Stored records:
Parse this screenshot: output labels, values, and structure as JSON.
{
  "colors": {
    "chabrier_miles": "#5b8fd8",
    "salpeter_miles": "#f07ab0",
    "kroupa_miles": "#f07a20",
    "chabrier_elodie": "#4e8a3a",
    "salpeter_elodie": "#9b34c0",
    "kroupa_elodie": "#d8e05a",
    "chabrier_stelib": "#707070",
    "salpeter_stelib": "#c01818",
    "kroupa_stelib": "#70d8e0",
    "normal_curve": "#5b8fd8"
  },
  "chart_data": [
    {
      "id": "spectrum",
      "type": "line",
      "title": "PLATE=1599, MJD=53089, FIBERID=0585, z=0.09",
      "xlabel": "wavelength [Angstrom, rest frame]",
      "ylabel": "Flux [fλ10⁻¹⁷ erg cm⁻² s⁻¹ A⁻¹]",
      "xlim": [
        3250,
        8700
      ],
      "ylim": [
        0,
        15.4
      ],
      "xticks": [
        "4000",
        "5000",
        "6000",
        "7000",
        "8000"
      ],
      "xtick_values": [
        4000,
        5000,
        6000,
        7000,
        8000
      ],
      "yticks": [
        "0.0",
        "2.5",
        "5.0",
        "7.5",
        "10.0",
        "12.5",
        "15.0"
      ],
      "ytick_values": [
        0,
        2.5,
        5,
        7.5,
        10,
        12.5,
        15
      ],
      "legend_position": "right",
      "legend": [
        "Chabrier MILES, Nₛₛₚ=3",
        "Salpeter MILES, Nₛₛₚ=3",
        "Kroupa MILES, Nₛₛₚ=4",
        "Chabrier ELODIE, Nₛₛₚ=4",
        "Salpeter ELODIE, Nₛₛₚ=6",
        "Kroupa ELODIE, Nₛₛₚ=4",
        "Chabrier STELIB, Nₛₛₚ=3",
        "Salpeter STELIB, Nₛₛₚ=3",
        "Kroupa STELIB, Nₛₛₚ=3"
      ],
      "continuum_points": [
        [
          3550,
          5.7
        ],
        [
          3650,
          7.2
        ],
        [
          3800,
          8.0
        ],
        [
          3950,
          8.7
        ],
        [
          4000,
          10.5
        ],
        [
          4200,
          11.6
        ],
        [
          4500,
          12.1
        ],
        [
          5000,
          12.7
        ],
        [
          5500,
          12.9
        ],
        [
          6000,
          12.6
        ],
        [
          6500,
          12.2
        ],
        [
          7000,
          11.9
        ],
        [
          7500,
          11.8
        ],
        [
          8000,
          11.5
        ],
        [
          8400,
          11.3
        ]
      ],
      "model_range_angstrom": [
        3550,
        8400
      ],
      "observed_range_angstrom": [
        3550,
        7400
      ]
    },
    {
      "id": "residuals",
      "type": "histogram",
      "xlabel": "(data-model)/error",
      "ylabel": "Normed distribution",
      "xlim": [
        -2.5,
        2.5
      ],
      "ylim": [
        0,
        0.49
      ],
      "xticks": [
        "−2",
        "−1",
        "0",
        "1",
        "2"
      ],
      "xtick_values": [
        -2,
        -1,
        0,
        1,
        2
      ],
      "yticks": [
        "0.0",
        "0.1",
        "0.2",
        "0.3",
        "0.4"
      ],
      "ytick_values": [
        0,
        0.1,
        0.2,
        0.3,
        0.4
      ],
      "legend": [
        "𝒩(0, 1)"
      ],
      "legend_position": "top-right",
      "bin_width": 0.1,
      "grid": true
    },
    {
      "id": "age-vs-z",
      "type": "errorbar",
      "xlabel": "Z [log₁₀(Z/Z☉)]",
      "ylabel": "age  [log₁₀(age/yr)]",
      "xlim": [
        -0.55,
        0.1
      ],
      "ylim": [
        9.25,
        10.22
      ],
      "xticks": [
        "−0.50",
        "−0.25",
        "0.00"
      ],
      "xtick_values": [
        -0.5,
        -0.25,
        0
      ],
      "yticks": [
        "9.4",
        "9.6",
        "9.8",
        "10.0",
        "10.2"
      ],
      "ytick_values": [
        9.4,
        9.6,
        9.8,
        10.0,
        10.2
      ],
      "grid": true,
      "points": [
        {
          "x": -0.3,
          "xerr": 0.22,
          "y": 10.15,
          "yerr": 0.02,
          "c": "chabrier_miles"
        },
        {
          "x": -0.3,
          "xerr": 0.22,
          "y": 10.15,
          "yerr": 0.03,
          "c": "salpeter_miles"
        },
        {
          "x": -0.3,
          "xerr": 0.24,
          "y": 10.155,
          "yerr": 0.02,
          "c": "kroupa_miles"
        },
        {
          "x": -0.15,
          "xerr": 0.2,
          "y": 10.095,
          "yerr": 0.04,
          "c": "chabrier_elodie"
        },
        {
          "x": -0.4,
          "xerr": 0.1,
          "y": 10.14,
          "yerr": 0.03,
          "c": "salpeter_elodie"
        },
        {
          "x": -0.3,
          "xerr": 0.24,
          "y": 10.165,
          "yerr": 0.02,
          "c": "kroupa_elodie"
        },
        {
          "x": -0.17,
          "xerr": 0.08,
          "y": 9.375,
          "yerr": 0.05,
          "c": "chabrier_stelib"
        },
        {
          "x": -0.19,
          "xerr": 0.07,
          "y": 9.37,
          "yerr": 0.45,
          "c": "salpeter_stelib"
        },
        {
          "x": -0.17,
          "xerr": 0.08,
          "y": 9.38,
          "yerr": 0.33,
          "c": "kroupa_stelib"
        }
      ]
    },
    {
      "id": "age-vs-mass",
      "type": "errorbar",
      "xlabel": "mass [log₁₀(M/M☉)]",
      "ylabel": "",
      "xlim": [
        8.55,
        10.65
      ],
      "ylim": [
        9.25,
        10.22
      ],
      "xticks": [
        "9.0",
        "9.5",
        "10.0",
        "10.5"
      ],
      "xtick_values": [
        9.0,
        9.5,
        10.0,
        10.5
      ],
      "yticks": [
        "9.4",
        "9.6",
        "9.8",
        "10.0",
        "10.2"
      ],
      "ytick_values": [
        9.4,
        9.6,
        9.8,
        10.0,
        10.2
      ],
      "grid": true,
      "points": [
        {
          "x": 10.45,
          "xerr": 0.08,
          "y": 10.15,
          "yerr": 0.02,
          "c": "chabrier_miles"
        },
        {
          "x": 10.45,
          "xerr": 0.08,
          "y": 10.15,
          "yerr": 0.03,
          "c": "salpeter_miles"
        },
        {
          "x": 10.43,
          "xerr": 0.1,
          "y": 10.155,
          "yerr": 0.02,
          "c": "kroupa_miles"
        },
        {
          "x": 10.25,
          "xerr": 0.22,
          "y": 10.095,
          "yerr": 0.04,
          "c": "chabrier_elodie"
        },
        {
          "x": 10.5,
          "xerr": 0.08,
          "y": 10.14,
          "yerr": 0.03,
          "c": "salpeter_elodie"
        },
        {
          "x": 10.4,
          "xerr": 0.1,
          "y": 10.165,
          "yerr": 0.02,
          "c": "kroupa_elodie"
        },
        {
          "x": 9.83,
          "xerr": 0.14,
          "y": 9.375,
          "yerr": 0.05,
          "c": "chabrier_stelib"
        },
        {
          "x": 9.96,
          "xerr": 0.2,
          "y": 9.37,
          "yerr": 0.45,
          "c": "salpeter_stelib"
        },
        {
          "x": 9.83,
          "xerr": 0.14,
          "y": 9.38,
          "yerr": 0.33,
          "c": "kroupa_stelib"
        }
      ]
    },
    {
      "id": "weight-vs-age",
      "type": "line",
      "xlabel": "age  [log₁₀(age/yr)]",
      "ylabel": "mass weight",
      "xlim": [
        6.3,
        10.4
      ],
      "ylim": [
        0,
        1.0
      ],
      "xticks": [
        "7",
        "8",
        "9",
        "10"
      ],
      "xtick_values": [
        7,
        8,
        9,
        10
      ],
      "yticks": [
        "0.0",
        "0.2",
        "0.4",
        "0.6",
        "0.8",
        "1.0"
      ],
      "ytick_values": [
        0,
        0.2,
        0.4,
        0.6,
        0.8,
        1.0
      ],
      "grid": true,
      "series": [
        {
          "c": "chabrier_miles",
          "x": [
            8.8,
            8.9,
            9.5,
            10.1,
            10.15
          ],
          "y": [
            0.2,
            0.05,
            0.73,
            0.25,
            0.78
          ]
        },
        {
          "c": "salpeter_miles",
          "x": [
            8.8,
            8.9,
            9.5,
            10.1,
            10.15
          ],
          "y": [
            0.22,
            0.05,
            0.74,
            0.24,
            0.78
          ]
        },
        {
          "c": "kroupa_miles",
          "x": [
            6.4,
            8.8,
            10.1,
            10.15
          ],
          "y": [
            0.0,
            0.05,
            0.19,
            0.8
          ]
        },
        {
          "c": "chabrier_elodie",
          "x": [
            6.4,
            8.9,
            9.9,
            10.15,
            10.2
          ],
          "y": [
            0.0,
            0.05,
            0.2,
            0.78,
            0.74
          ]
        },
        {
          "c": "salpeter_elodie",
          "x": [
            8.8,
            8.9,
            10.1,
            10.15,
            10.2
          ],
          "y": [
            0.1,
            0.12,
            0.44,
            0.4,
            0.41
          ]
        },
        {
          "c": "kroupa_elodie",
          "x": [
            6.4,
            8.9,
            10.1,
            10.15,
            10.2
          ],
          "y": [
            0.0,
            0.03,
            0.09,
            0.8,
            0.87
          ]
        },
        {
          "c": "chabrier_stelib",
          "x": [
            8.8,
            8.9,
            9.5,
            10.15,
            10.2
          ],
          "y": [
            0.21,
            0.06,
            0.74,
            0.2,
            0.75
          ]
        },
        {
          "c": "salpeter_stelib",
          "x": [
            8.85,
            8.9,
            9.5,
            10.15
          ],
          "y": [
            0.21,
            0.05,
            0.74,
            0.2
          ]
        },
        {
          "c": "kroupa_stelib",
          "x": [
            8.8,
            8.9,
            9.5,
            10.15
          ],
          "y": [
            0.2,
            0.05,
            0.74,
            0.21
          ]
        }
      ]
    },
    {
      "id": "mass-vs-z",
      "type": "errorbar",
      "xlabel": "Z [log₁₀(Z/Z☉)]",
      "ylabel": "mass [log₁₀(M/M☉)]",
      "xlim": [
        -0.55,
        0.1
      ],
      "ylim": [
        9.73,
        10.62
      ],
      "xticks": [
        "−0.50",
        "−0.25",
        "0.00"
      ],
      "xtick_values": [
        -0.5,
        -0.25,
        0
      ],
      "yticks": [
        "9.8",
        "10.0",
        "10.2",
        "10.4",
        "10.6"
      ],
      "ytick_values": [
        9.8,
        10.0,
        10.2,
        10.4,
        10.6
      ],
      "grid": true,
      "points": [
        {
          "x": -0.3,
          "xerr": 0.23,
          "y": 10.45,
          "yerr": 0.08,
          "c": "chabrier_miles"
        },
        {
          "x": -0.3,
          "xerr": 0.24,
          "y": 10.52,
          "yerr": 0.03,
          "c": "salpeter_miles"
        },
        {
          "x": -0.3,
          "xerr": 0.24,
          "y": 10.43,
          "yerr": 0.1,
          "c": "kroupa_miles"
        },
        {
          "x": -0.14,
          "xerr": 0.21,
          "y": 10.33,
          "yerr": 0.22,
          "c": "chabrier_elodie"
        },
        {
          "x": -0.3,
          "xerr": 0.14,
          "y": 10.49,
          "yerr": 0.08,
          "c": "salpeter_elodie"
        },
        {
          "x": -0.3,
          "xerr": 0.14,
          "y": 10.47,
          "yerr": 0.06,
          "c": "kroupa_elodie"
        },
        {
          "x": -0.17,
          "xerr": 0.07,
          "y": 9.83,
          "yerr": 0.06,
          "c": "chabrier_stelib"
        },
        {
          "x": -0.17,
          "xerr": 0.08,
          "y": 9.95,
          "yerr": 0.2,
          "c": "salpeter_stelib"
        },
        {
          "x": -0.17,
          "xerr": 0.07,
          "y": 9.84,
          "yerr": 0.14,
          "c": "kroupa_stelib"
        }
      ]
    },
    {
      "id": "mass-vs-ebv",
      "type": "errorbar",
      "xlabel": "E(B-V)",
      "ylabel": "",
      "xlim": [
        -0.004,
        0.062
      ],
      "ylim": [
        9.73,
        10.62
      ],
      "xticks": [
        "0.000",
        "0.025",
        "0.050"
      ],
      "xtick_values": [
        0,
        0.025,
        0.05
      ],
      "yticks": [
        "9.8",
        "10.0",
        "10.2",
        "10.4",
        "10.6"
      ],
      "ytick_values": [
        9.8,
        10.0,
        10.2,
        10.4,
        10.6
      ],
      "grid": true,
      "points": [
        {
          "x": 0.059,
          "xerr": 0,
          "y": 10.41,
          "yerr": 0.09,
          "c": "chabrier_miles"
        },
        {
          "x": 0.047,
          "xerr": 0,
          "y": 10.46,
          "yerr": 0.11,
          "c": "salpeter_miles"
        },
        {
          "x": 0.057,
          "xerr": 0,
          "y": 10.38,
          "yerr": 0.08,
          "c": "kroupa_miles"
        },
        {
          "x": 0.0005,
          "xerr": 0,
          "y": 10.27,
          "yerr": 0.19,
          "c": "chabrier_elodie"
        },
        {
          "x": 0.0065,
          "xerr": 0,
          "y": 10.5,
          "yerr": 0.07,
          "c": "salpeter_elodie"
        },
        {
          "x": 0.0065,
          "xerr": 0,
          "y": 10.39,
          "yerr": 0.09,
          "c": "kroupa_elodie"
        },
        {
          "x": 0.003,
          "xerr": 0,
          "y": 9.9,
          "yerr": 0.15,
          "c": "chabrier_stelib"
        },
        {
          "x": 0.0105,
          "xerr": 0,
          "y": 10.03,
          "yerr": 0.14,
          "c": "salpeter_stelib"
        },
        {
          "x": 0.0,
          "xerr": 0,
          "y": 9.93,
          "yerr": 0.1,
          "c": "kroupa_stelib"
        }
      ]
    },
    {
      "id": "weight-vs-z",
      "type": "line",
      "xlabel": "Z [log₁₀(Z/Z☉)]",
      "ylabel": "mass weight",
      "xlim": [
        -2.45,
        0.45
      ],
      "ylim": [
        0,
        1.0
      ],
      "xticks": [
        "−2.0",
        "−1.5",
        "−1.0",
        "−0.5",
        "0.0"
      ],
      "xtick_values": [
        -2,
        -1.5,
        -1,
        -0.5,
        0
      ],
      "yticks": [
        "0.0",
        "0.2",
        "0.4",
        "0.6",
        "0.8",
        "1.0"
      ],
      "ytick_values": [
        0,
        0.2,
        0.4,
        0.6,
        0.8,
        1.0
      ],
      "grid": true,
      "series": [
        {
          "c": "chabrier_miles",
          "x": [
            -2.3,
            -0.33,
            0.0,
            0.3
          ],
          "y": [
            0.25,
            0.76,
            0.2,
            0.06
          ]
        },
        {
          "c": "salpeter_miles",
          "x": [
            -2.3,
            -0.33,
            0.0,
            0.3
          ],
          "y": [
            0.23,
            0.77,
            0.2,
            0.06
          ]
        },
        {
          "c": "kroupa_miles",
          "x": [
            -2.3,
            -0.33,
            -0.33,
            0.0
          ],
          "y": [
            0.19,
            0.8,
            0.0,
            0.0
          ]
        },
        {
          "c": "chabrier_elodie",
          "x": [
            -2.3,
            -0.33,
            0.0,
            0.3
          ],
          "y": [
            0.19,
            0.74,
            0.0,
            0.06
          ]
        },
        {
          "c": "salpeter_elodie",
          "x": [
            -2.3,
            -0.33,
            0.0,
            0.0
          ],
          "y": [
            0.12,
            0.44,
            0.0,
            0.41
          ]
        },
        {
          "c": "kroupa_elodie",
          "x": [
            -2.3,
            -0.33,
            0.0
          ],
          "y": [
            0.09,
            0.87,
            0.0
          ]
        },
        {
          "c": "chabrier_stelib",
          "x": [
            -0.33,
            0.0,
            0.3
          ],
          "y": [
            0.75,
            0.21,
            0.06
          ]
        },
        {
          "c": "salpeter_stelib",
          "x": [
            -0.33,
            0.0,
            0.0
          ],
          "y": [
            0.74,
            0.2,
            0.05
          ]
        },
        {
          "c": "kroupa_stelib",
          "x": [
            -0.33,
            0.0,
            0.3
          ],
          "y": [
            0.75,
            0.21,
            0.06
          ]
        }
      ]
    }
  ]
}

▸ Direction
Identify the lines in the entries that hold "right" and return each one.

▸ Solution to the exercise
      "legend_position": "right",
      "legend_position": "top-right",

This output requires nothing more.